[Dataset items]

□ □ □ □ □

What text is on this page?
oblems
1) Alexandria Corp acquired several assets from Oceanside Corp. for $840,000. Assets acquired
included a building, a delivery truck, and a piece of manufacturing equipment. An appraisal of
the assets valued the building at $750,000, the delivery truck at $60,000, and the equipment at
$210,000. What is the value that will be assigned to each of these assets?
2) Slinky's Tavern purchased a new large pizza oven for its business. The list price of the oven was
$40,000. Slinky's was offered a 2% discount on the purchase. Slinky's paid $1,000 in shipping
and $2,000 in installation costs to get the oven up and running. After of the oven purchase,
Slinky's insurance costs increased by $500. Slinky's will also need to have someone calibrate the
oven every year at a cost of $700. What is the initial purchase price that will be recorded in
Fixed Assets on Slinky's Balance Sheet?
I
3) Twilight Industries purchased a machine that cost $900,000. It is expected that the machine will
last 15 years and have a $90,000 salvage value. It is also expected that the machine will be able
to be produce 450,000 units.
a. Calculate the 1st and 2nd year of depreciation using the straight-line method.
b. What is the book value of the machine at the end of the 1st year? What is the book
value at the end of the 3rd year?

□ □ □ □ □

__Work required__:
Reproduce each entry from the records above, character for character.

__Answer for the task__:
What text is on this page?
oblems
1) Alexandria Corp acquired several assets from Oceanside Corp. for $840,000. Assets acquired
included a building, a delivery truck, and a piece of manufacturing equipment. An appraisal of
the assets valued the building at $750,000, the delivery truck at $60,000, and the equipment at
$210,000. What is the value that will be assigned to each of these assets?
2) Slinky's Tavern purchased a new large pizza oven for its business. The list price of the oven was
$40,000. Slinky's was offered a 2% discount on the purchase. Slinky's paid $1,000 in shipping
and $2,000 in installation costs to get the oven up and running. After of the oven purchase,
Slinky's insurance costs increased by $500. Slinky's will also need to have someone calibrate the
oven every year at a cost of $700. What is the initial purchase price that will be recorded in
Fixed Assets on Slinky's Balance Sheet?
I
3) Twilight Industries purchased a machine that cost $900,000. It is expected that the machine will
last 15 years and have a $90,000 salvage value. It is also expected that the machine will be able
to be produce 450,000 units.
a. Calculate the 1st and 2nd year of depreciation using the straight-line method.
b. What is the book value of the machine at the end of the 1st year? What is the book
value at the end of the 3rd year?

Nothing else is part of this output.